- [TASK OBJECTIVE]: From the entries below, copy every line where the string "name" appears.

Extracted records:
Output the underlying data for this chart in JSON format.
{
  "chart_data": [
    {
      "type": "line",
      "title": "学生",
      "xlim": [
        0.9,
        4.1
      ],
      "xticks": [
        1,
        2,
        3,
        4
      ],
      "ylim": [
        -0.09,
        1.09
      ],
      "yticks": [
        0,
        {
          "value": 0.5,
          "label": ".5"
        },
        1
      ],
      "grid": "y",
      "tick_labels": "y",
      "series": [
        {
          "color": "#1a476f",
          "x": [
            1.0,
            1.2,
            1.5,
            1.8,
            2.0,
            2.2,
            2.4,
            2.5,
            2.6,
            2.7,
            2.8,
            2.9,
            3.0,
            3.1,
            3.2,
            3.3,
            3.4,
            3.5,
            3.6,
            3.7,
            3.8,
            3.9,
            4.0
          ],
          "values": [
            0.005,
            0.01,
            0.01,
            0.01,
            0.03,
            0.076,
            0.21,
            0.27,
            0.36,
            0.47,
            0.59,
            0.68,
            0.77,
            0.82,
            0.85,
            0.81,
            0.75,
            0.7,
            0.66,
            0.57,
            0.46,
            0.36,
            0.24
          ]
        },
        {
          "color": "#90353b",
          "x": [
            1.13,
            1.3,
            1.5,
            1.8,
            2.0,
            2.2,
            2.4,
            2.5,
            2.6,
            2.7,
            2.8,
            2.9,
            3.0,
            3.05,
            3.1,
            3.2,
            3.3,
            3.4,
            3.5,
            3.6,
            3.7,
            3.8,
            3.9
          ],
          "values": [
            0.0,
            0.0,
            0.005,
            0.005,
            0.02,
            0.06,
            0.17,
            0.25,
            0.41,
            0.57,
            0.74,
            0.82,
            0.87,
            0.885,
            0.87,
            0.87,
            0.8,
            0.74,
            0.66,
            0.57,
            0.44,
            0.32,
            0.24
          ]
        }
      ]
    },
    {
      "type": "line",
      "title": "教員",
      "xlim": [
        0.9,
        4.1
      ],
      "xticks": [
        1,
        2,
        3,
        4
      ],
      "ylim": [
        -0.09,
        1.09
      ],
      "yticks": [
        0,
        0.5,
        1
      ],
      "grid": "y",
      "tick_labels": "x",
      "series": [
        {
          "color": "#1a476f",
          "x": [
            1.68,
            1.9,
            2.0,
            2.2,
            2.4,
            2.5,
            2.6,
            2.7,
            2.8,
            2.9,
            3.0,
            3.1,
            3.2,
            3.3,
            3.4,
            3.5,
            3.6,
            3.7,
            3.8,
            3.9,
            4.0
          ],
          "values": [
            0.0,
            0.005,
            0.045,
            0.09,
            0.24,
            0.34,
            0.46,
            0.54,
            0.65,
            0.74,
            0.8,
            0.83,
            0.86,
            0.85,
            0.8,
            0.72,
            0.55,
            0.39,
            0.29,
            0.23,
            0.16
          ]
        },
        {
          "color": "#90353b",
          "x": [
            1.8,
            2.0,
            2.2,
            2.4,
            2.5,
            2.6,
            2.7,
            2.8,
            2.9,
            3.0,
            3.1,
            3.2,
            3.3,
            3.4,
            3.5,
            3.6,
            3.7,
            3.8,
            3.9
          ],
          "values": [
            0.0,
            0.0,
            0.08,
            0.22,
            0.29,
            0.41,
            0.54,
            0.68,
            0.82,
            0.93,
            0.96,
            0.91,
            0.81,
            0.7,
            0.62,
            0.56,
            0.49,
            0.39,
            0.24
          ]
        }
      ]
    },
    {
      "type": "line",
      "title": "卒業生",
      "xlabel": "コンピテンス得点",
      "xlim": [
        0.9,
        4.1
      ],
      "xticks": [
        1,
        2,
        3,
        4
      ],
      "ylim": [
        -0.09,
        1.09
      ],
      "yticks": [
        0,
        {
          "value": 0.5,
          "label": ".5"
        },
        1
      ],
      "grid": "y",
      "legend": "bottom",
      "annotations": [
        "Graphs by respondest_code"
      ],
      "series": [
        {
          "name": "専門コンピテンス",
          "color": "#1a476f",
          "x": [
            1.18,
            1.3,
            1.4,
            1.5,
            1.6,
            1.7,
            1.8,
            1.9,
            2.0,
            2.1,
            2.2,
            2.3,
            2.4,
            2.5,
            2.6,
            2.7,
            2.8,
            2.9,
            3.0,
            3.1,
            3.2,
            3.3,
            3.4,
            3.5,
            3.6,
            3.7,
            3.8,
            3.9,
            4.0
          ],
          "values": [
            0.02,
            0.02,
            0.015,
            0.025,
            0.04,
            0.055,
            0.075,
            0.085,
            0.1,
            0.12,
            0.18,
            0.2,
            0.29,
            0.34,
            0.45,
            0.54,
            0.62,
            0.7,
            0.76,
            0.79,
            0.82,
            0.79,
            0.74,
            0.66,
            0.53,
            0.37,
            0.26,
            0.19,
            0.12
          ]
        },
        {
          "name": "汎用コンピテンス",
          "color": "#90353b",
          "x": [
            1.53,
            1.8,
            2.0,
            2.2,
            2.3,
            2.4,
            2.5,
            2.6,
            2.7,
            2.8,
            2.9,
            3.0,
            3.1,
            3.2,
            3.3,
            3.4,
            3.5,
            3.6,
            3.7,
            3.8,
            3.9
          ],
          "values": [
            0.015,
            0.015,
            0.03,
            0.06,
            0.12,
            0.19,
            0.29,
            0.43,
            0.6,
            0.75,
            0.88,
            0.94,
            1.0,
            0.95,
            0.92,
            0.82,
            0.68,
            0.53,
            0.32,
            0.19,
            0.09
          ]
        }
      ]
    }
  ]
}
---
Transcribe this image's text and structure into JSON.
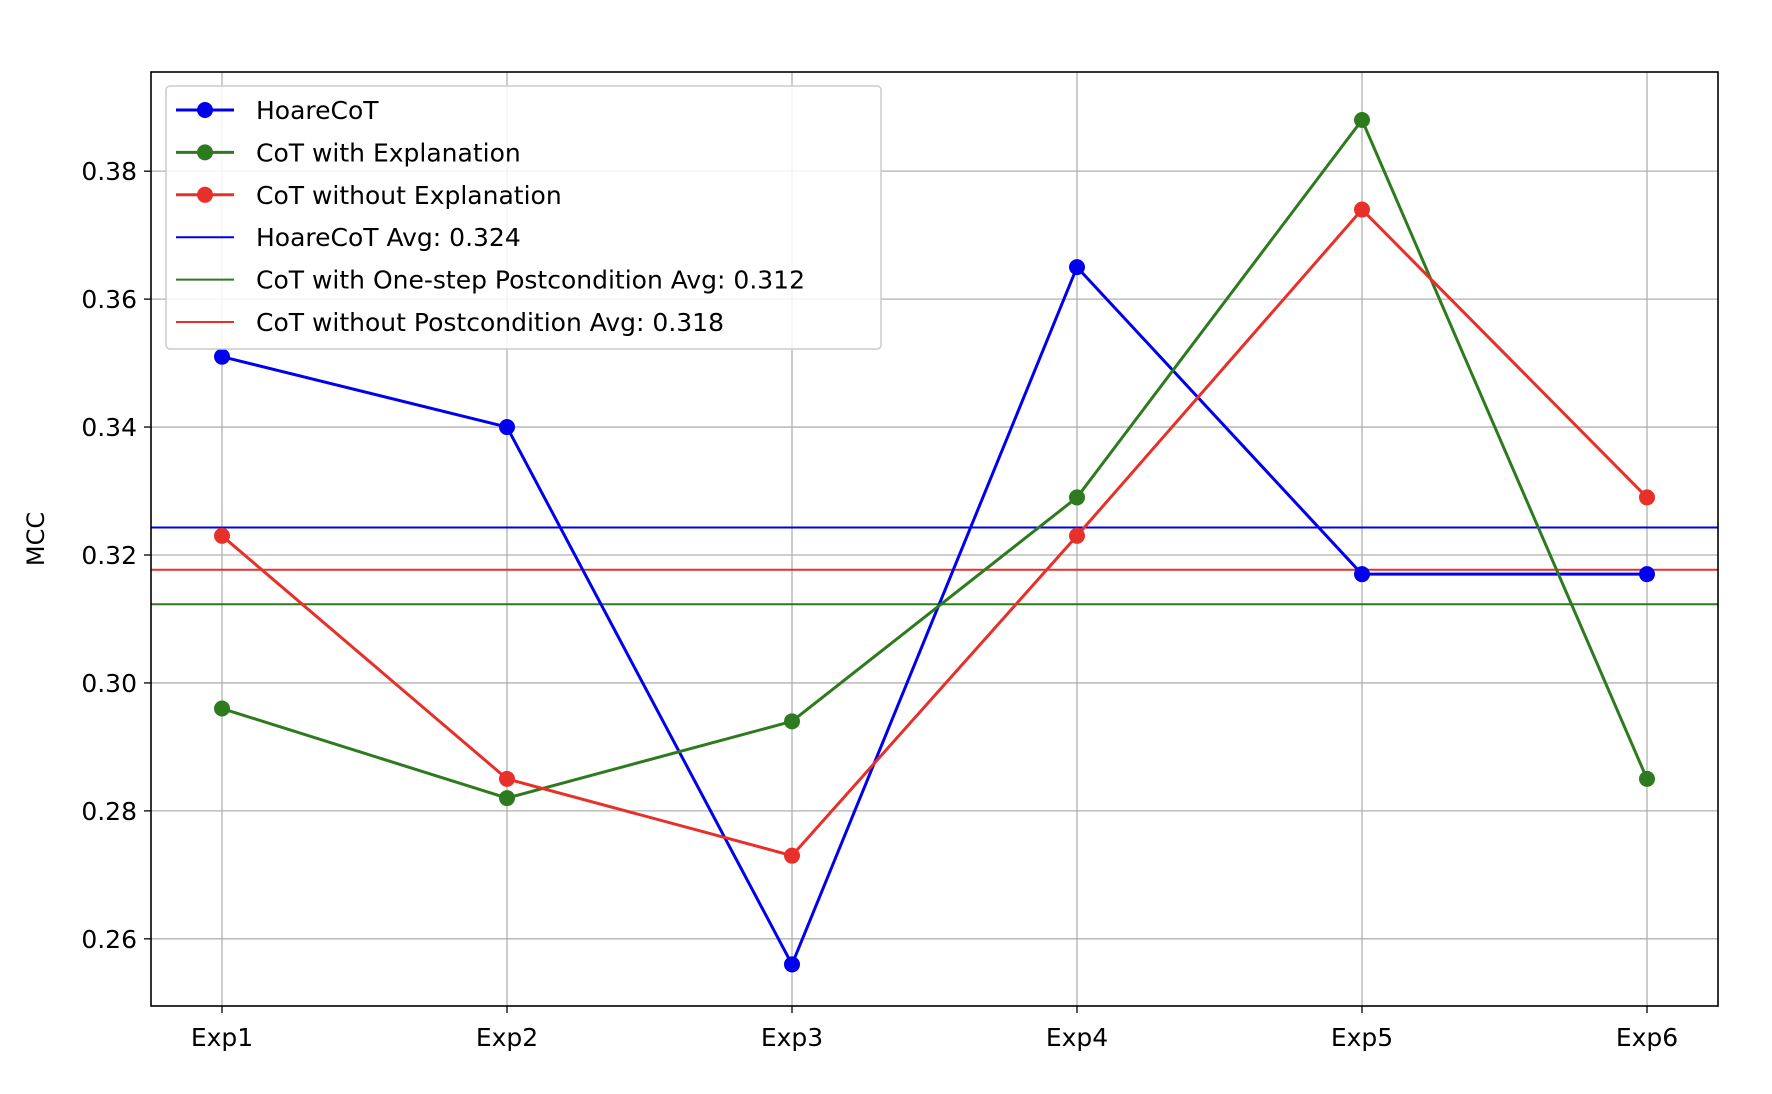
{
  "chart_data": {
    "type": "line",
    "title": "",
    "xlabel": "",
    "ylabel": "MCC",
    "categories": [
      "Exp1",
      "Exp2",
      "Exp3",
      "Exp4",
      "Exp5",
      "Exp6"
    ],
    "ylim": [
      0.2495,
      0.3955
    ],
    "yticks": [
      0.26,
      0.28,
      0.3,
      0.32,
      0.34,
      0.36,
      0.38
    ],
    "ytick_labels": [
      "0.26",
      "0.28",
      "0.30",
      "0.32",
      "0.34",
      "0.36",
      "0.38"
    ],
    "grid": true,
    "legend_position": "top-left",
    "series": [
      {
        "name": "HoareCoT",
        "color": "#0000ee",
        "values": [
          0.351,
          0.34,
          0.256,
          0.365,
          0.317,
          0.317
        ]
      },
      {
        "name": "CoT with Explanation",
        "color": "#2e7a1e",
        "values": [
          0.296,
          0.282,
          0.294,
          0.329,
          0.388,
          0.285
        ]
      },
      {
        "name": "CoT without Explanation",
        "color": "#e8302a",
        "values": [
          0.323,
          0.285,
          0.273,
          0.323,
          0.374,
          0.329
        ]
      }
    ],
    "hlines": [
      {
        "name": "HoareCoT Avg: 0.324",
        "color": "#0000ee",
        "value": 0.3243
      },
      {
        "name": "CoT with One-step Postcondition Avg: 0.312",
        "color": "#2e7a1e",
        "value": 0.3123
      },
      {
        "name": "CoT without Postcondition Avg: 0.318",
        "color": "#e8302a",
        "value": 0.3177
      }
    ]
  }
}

- [EXERCISE OUTPUT]:
          "name": "専門コンピテンス",
          "name": "汎用コンピテンス",
        "name": "HoareCoT",
        "name": "CoT with Explanation",
        "name": "CoT without Explanation",
        "name": "HoareCoT Avg: 0.324",
        "name": "CoT with One-step Postcondition Avg: 0.312",
        "name": "CoT without Postcondition Avg: 0.318",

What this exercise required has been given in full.